PROBLEM TO SOLVE: In the passage on old-growth forests below, why are these forests not protected by international treaties?

***** EXCERPTED TEXT

A forest levy and other financial mechanisms within the Kyoto Protocol are appropriate measures for protecting natural forests. Dr. Mae-Wan Ho
Old-growth forests sequester carbon in live woody tissues and in slowly decomposing litter on the ground and buried in the soil, thereby acting as effective global carbon sinks. Yet, they are not protected by international treaties because of general misconception that ageing forests cease to accumulate carbon.
An international team of scientists led by Sebastian Luyssaert at the University of Antwerp in Belgium reviewed the literature and existing databases for forests between 15 and 800 years old. They found that all forests, from the youngest to the oldest, show positive net ecosystem productivity; i.e., they are growing and hence sequestering or accumulating carbon [1].

**********
***** RECORDS PROVIDED

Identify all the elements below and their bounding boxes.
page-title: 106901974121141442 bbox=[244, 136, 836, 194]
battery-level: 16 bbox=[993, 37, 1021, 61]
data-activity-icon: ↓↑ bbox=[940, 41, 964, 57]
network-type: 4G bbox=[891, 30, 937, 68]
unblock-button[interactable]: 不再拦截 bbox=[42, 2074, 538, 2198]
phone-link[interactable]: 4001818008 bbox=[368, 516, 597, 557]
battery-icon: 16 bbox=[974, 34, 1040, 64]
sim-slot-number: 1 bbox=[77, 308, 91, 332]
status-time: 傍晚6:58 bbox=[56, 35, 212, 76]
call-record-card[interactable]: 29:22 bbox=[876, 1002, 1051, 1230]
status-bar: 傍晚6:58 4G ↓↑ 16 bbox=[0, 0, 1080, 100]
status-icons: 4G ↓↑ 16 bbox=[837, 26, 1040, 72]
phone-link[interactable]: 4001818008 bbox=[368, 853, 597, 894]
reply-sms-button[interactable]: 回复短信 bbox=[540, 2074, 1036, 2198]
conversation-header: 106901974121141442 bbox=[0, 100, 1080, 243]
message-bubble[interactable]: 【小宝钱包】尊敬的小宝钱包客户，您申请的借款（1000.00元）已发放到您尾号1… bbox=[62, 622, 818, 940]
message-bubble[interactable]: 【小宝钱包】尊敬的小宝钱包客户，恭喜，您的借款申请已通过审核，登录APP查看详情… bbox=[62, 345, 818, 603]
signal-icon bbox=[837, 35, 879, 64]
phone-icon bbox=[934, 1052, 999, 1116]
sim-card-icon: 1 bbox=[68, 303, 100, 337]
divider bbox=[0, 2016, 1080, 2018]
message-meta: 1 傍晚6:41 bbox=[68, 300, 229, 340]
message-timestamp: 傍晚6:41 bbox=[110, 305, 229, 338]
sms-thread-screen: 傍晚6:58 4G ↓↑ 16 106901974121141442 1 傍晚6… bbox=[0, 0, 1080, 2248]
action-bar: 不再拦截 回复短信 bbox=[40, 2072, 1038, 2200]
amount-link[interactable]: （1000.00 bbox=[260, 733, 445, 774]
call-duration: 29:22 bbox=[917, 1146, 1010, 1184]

**********

WORKED ANSWER: Because of a general misconception that ageing forests stop accumulating carbon.